#### Task to carry out:
Print all the entries verbatim.

+ + + + + + +

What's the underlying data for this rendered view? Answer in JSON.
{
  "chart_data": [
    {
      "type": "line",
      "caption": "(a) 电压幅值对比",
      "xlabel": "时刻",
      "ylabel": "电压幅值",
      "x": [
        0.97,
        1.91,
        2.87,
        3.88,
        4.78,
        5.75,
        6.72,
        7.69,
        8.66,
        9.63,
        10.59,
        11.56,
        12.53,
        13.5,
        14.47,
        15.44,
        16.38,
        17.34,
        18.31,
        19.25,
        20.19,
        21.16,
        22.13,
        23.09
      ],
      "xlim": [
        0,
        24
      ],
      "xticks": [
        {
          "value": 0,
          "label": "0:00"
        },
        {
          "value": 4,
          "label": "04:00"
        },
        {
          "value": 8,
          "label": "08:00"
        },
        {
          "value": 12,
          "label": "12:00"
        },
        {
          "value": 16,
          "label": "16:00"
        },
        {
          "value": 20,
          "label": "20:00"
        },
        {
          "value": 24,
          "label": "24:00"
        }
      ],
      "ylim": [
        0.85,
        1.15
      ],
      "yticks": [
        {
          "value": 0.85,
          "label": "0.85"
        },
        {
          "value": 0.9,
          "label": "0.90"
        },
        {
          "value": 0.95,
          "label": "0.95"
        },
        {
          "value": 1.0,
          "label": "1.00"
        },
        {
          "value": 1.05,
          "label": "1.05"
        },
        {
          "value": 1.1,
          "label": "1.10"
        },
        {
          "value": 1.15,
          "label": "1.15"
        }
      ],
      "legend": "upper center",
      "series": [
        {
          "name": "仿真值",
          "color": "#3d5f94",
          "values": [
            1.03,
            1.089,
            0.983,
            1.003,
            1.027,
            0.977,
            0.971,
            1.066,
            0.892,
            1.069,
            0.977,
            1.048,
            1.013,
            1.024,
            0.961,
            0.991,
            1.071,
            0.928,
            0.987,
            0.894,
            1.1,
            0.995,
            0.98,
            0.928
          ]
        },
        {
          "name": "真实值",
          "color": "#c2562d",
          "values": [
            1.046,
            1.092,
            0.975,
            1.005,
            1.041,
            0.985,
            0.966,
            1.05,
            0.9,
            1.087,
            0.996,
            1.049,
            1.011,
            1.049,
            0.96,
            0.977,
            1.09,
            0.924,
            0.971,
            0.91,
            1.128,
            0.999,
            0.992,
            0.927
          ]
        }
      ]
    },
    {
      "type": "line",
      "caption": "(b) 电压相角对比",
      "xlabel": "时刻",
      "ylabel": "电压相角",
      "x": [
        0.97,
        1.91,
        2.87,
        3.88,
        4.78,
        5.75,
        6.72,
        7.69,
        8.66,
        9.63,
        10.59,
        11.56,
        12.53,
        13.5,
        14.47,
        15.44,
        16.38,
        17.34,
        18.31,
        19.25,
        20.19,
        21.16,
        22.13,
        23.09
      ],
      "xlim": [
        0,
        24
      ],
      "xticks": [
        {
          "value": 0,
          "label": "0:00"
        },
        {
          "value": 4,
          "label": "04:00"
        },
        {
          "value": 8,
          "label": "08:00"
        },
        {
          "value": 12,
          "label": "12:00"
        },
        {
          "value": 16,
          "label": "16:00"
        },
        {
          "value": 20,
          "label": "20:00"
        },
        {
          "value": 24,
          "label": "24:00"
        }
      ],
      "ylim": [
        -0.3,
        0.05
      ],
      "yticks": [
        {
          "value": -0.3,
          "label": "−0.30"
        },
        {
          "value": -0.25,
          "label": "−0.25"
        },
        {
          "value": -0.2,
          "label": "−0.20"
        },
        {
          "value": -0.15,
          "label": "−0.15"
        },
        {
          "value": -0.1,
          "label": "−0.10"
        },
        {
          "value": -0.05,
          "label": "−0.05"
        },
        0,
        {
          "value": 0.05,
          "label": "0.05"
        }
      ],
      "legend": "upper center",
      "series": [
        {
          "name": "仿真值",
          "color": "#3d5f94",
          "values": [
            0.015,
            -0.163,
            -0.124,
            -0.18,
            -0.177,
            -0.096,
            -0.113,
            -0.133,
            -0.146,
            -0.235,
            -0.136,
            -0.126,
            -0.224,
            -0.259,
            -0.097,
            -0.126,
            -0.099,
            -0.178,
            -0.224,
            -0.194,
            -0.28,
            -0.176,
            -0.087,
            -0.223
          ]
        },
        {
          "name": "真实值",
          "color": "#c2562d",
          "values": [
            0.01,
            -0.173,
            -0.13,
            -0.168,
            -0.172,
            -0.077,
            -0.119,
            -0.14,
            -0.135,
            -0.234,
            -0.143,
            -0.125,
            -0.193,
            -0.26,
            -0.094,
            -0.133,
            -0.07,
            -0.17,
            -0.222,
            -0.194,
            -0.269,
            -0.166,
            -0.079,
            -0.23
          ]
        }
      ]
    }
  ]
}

+ + + + + + +

#### Task solution:
What's the underlying data for this rendered view? Answer in JSON.
{
  "chart_data": [
    {
      "type": "line",
      "caption": "(a) 电压幅值对比",
      "xlabel": "时刻",
      "ylabel": "电压幅值",
      "x": [
        0.97,
        1.91,
        2.87,
        3.88,
        4.78,
        5.75,
        6.72,
        7.69,
        8.66,
        9.63,
        10.59,
        11.56,
        12.53,
        13.5,
        14.47,
        15.44,
        16.38,
        17.34,
        18.31,
        19.25,
        20.19,
        21.16,
        22.13,
        23.09
      ],
      "xlim": [
        0,
        24
      ],
      "xticks": [
        {
          "value": 0,
          "label": "0:00"
        },
        {
          "value": 4,
          "label": "04:00"
        },
        {
          "value": 8,
          "label": "08:00"
        },
        {
          "value": 12,
          "label": "12:00"
        },
        {
          "value": 16,
          "label": "16:00"
        },
        {
          "value": 20,
          "label": "20:00"
        },
        {
          "value": 24,
          "label": "24:00"
        }
      ],
      "ylim": [
        0.85,
        1.15
      ],
      "yticks": [
        {
          "value": 0.85,
          "label": "0.85"
        },
        {
          "value": 0.9,
          "label": "0.90"
        },
        {
          "value": 0.95,
          "label": "0.95"
        },
        {
          "value": 1.0,
          "label": "1.00"
        },
        {
          "value": 1.05,
          "label": "1.05"
        },
        {
          "value": 1.1,
          "label": "1.10"
        },
        {
          "value": 1.15,
          "label": "1.15"
        }
      ],
      "legend": "upper center",
      "series": [
        {
          "name": "仿真值",
          "color": "#3d5f94",
          "values": [
            1.03,
            1.089,
            0.983,
            1.003,
            1.027,
            0.977,
            0.971,
            1.066,
            0.892,
            1.069,
            0.977,
            1.048,
            1.013,
            1.024,
            0.961,
            0.991,
            1.071,
            0.928,
            0.987,
            0.894,
            1.1,
            0.995,
            0.98,
            0.928
          ]
        },
        {
          "name": "真实值",
          "color": "#c2562d",
          "values": [
            1.046,
            1.092,
            0.975,
            1.005,
            1.041,
            0.985,
            0.966,
            1.05,
            0.9,
            1.087,
            0.996,
            1.049,
            1.011,
            1.049,
            0.96,
            0.977,
            1.09,
            0.924,
            0.971,
            0.91,
            1.128,
            0.999,
            0.992,
            0.927
          ]
        }
      ]
    },
    {
      "type": "line",
      "caption": "(b) 电压相角对比",
      "xlabel": "时刻",
      "ylabel": "电压相角",
      "x": [
        0.97,
        1.91,
        2.87,
        3.88,
        4.78,
        5.75,
        6.72,
        7.69,
        8.66,
        9.63,
        10.59,
        11.56,
        12.53,
        13.5,
        14.47,
        15.44,
        16.38,
        17.34,
        18.31,
        19.25,
        20.19,
        21.16,
        22.13,
        23.09
      ],
      "xlim": [
        0,
        24
      ],
      "xticks": [
        {
          "value": 0,
          "label": "0:00"
        },
        {
          "value": 4,
          "label": "04:00"
        },
        {
          "value": 8,
          "label": "08:00"
        },
        {
          "value": 12,
          "label": "12:00"
        },
        {
          "value": 16,
          "label": "16:00"
        },
        {
          "value": 20,
          "label": "20:00"
        },
        {
          "value": 24,
          "label": "24:00"
        }
      ],
      "ylim": [
        -0.3,
        0.05
      ],
      "yticks": [
        {
          "value": -0.3,
          "label": "−0.30"
        },
        {
          "value": -0.25,
          "label": "−0.25"
        },
        {
          "value": -0.2,
          "label": "−0.20"
        },
        {
          "value": -0.15,
          "label": "−0.15"
        },
        {
          "value": -0.1,
          "label": "−0.10"
        },
        {
          "value": -0.05,
          "label": "−0.05"
        },
        0,
        {
          "value": 0.05,
          "label": "0.05"
        }
      ],
      "legend": "upper center",
      "series": [
        {
          "name": "仿真值",
          "color": "#3d5f94",
          "values": [
            0.015,
            -0.163,
            -0.124,
            -0.18,
            -0.177,
            -0.096,
            -0.113,
            -0.133,
            -0.146,
            -0.235,
            -0.136,
            -0.126,
            -0.224,
            -0.259,
            -0.097,
            -0.126,
            -0.099,
            -0.178,
            -0.224,
            -0.194,
            -0.28,
            -0.176,
            -0.087,
            -0.223
          ]
        },
        {
          "name": "真实值",
          "color": "#c2562d",
          "values": [
            0.01,
            -0.173,
            -0.13,
            -0.168,
            -0.172,
            -0.077,
            -0.119,
            -0.14,
            -0.135,
            -0.234,
            -0.143,
            -0.125,
            -0.193,
            -0.26,
            -0.094,
            -0.133,
            -0.07,
            -0.17,
            -0.222,
            -0.194,
            -0.269,
            -0.166,
            -0.079,
            -0.23
          ]
        }
      ]
    }
  ]
}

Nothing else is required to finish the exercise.